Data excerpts
══════════════════════════════
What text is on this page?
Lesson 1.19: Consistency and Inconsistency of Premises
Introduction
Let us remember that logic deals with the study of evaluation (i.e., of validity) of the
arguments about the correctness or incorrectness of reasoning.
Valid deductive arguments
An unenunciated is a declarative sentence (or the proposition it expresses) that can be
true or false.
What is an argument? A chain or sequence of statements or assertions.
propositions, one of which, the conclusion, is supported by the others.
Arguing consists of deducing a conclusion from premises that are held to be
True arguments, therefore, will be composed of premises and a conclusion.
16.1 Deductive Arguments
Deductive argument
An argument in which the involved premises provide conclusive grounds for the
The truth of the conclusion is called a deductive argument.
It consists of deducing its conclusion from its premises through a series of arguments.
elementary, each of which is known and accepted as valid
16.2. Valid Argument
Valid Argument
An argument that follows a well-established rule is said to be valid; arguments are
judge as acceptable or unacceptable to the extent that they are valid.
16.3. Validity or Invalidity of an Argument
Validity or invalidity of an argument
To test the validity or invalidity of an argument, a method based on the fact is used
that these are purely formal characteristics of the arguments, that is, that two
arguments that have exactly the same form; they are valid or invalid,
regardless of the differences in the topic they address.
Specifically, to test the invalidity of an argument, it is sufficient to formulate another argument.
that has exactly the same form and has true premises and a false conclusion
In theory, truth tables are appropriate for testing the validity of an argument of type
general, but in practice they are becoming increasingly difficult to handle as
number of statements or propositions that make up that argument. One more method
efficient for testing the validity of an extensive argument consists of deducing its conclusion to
══════════════════════════════
THE REQUEST:
Find the word "deducing" in the entries above and gather every line that holds it.

ANSWER TO THE TASK:
Arguing consists of deducing a conclusion from premises that are held to be
It consists of deducing its conclusion from its premises through a series of arguments.
efficient for testing the validity of an extensive argument consists of deducing its conclusion to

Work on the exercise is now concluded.